Rewrite the records from the line with "Enumerate the UI" up to and including the line with "FancyBboxPatch shape (294, 515, 409, 583)", putting "Column" wherever "Bar" appears and leaving everything else unchanged.

Annotated element entries:
◇ ◇ ◇ ◇ ◇
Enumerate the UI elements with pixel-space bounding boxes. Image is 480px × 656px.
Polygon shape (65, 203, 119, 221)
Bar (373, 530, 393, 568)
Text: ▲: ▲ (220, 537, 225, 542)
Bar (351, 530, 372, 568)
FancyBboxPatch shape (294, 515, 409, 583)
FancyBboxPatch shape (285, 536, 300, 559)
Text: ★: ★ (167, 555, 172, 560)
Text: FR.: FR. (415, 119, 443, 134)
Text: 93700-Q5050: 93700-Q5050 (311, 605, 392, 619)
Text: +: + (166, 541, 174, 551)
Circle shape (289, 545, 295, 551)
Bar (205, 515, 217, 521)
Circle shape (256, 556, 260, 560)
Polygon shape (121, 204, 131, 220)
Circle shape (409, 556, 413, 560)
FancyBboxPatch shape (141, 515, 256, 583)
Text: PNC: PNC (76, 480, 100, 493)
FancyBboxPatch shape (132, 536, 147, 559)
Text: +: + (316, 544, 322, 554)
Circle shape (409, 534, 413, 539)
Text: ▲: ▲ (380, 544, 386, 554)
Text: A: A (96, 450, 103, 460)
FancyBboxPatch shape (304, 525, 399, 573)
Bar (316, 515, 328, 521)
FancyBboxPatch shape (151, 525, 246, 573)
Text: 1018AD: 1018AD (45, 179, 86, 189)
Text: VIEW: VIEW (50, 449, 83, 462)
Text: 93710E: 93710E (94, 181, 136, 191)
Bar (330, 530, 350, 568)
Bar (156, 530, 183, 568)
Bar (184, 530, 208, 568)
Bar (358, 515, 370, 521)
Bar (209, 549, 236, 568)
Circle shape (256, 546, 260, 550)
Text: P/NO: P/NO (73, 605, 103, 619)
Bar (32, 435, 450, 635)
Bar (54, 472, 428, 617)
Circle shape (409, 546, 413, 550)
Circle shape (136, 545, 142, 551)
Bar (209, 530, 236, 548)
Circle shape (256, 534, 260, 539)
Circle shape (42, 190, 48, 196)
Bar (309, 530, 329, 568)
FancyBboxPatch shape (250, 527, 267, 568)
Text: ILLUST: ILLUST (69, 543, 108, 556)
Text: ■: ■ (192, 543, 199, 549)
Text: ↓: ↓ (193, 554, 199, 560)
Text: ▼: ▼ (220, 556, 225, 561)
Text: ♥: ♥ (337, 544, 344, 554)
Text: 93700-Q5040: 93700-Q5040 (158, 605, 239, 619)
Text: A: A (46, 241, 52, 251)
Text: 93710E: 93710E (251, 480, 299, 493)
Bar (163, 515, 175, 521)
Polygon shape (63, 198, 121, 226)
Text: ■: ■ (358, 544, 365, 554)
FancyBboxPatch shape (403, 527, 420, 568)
◇ ◇ ◇ ◇ ◇
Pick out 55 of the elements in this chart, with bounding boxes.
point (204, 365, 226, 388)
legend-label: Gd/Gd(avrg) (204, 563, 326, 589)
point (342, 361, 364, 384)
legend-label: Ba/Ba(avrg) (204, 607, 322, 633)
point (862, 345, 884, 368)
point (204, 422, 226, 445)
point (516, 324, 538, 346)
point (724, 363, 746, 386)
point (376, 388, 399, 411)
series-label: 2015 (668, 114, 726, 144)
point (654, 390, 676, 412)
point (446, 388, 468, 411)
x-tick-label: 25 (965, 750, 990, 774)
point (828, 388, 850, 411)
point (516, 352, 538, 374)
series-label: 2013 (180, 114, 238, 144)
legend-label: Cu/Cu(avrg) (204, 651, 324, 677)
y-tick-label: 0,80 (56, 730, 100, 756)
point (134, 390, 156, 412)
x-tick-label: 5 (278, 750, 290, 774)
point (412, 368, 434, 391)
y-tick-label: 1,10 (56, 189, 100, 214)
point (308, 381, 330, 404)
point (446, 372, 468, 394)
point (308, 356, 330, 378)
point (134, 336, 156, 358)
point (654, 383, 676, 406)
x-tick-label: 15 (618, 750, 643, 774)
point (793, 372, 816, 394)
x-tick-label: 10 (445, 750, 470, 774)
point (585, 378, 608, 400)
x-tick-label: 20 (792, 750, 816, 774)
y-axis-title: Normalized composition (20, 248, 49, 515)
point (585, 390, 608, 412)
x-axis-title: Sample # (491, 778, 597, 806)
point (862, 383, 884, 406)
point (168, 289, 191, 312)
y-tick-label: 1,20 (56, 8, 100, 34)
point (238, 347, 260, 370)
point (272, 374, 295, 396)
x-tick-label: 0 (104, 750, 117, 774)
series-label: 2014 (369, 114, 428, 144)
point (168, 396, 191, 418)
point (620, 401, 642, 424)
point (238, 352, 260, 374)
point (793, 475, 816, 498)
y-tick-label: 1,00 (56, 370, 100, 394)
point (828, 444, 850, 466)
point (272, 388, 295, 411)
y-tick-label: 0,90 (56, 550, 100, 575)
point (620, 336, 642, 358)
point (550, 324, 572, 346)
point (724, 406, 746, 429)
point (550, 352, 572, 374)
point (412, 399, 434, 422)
◇ ◇ ◇ ◇ ◇
» EXPECTED OUTPUT:
Enumerate the UI elements with pixel-space bounding boxes. Image is 480px × 656px.
Polygon shape (65, 203, 119, 221)
Column (373, 530, 393, 568)
Text: ▲: ▲ (220, 537, 225, 542)
Column (351, 530, 372, 568)
FancyBboxPatch shape (294, 515, 409, 583)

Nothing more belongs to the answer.